JOB 1:
From the judgment excerpt, extract the passage starting at "It is not in" and ending at "across the country.", reproducing it word for word.
JOB 2:
Copy exactly the lines of the rows starting at the line that contains "584, 897, 598)" and ending at the line that contains "Text: -: - (36, 1380, 45, 1398)", including both of those lines and nothing else.

DOCUMENT:
========================================================================

It is not in dispute that this, like the same category in PPG2, is to be interpreted by reference to paragraph 3.6 of the PPG. It is also accepted that, since PPG2 is a national policy document, the criterion should be given a consistent interpretation across the country.
The Issue
"If there is a dispute about the meaning of the words included in a policy document which a planning authority is bound to take into account, it is of course for the court to determine as a matter of law what the words are capable of meaning. If the decision maker attaches a meaning to the words they are not properly capable of bearing, then it will have made an error of law, and it will have failed properly to understand the policy… If there is room for dispute about the breadth of the meaning the words may properly bear, then there may in particular cases be material considerations of law which will deprive a word of one of its possible shades of meaning in that case as a matter of law. "
"The words spoke for themselves and were not readily susceptible to precise legal definition. Whether a proposed development met the description was in most cases likely to be a matter of fact or degree and planning judgment. He [the judge] said 'in most cases' because it was for the Court to say as a matter of law whether the meaning given by the Secretary of State or one of his Officers or Inspectors to the expression when applying it was outside the ordinary and natural meaning of the words in their context…. The test to be applied by the court was that it should only interfere where the decision-maker's interpretation was perverse in that he has given to the words in their context a meaning that they could not possibly have or restricted their meaning in a way that the breadth of their terms could not possibly justify."
The judgment below
"Which physical dimension is most relevant for the purpose of assessing the relative size of the existing and replacement dwellinghouse, will depend on the circumstances of the particular case. It may be floor space, footprint, built volume, height, width, etc. But, as Mr Lockhart-Mummery said in Surrey Homes:
' ..... In most cases floor space will undoubtedly be the starting point, if indeed it is not the most important criterion.'
It is one thing to say that in a case where the increase in dimensions is marginal in quantitative terms, some regard may be had to other matters 'such as bulk, height, mass and prominence'; it is quite another thing to set consideration of the physical increase in size to one side altogether, and, in effect, to substitute a test such as 'providing the new dwelling is not more visually intrusive than the dwelling it replaces' for the test in paragraph 3.6: 'providing the new dwelling is not materially larger than the dwelling it replaces.'
Paragraph 3.6 is concerned with the size of the replacement dwelling, not with its visual impact…"
"Since the exercise is primarily an objective one by reference to size rather than visual impact, the replacement dwelling is 'plainly materially' larger than the existing dwelling….
… looking simply at the replacement building, it was, depending on whether one measured footprint, floor space or volume, between two and four times as large as the existing dwelling. This increase in size was so substantial that there could be no doubt whatsoever that the replacement dwelling was 'materially larger' than the dwelling it was to replace. The only way in which one could come to a contrary conclusion would be to set aside all measurements and approach the question 'is the replacement dwelling materially larger than the existing dwelling?' solely by reference to a qualitative judgment as to its visual impact. That was the erroneous approach that was adopted in the officer's report and subsequent advice to the committee."

========================================================================

EXERCISE INPUT:

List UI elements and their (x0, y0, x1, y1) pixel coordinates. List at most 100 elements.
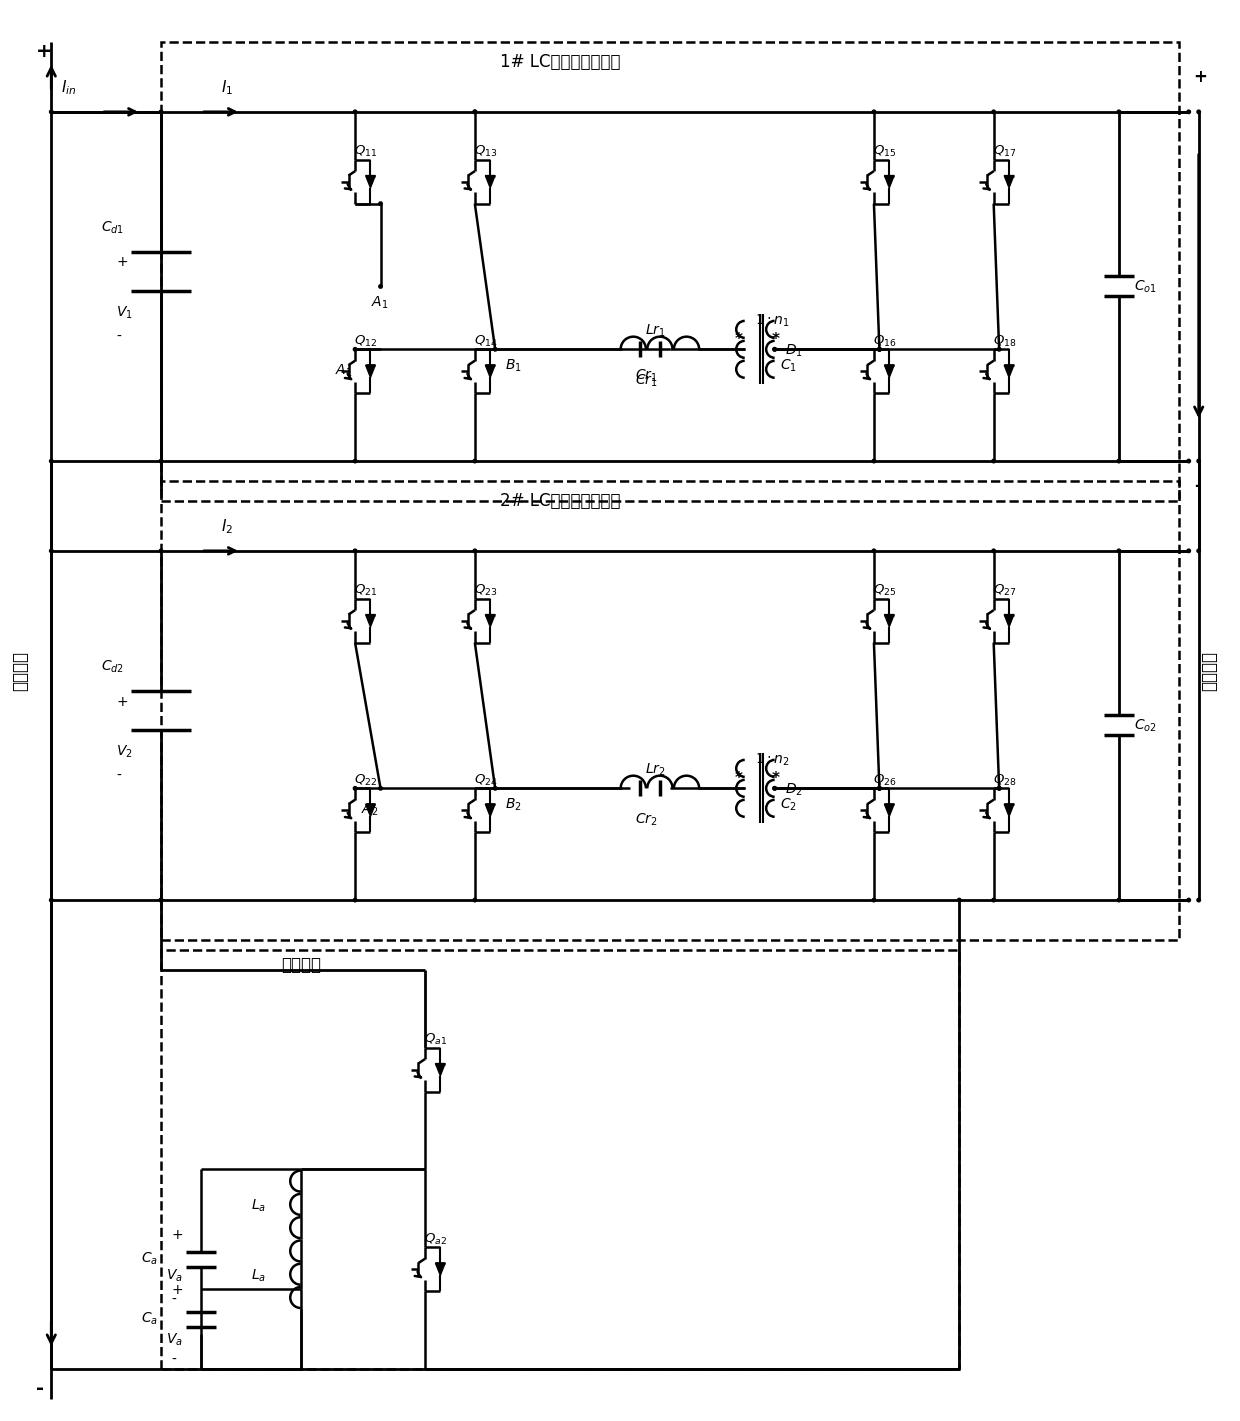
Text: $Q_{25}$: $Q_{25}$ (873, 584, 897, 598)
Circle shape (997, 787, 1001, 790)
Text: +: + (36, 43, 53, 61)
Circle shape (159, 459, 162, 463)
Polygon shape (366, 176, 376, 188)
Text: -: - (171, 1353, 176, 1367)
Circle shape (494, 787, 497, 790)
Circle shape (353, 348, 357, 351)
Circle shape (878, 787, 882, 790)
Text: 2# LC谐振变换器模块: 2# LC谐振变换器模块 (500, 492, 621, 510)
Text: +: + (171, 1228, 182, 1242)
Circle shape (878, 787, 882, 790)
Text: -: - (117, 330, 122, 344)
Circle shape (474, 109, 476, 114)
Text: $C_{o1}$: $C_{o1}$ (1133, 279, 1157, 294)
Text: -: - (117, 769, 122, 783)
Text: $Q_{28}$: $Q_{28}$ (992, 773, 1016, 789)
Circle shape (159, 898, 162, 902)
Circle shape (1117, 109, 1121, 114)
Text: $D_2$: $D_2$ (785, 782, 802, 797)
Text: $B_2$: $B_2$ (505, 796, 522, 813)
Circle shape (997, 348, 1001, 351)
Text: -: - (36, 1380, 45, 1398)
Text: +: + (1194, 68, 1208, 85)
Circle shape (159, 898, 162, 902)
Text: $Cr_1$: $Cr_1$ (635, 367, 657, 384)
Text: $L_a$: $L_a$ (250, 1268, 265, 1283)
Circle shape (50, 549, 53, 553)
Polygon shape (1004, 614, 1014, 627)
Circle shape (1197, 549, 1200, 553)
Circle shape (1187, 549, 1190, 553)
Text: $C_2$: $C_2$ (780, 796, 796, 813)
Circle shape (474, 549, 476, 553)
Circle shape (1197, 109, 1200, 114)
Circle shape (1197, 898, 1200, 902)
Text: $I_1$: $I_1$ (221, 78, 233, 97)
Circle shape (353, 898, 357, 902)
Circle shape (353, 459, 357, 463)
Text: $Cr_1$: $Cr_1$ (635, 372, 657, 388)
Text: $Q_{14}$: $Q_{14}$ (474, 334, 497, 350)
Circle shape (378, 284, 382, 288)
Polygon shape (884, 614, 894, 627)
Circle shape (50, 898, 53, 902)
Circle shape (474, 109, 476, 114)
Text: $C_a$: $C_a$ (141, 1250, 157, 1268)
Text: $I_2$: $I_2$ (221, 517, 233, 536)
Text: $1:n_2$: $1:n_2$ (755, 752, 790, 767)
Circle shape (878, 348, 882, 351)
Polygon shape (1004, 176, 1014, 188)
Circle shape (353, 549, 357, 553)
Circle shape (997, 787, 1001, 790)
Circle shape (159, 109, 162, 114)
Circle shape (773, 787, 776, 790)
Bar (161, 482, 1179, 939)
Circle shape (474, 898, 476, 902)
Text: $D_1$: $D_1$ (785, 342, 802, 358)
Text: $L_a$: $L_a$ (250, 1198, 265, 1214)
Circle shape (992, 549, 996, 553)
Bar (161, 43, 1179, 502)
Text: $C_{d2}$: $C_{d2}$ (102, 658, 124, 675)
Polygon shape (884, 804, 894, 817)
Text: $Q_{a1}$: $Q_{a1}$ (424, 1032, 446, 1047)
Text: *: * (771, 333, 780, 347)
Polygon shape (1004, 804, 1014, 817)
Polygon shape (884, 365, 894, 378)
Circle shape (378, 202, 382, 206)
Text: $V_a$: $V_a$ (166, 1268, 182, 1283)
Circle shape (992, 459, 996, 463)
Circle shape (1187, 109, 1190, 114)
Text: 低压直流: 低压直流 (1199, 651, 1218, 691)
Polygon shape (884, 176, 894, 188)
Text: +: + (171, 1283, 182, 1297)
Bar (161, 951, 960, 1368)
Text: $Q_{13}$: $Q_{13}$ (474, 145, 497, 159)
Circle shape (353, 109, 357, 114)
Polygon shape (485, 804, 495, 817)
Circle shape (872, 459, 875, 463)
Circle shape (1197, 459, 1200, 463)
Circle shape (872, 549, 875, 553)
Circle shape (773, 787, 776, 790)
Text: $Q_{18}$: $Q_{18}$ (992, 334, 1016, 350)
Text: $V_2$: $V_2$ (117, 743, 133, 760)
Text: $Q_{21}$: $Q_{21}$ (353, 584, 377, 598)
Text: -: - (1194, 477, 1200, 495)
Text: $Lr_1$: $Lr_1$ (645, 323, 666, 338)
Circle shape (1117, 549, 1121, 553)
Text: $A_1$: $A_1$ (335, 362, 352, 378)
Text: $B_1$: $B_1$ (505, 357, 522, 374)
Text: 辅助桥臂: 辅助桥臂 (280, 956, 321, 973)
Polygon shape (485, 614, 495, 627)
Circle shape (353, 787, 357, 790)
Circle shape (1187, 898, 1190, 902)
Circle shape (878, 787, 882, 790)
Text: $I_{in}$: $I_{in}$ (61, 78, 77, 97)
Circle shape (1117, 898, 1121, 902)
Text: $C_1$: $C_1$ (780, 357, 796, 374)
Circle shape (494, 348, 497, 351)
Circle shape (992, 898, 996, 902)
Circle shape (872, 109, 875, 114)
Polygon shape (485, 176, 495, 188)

========================================================================

FINISHED ANSWER 1:
It is not in dispute that this, like the same category in PPG2, is to be interpreted by reference to paragraph 3.6 of the PPG. It is also accepted that, since PPG2 is a national policy document, the criterion should be given a consistent interpretation across the country.

FINISHED ANSWER 2:
Text: $Q_{25}$: $Q_{25}$ (873, 584, 897, 598)
Circle shape (997, 787, 1001, 790)
Text: +: + (36, 43, 53, 61)
Circle shape (159, 459, 162, 463)
Polygon shape (366, 176, 376, 188)
Text: -: - (171, 1353, 176, 1367)
Circle shape (494, 787, 497, 790)
Circle shape (353, 348, 357, 351)
Circle shape (878, 787, 882, 790)
Text: 2# LC谐振变换器模块: 2# LC谐振变换器模块 (500, 492, 621, 510)
Text: +: + (171, 1228, 182, 1242)
Circle shape (878, 787, 882, 790)
Text: -: - (117, 330, 122, 344)
Circle shape (474, 109, 476, 114)
Text: $C_{o1}$: $C_{o1}$ (1133, 279, 1157, 294)
Text: -: - (117, 769, 122, 783)
Text: $Q_{28}$: $Q_{28}$ (992, 773, 1016, 789)
Circle shape (159, 898, 162, 902)
Circle shape (1117, 109, 1121, 114)
Text: $D_2$: $D_2$ (785, 782, 802, 797)
Text: $B_2$: $B_2$ (505, 796, 522, 813)
Circle shape (997, 348, 1001, 351)
Text: -: - (36, 1380, 45, 1398)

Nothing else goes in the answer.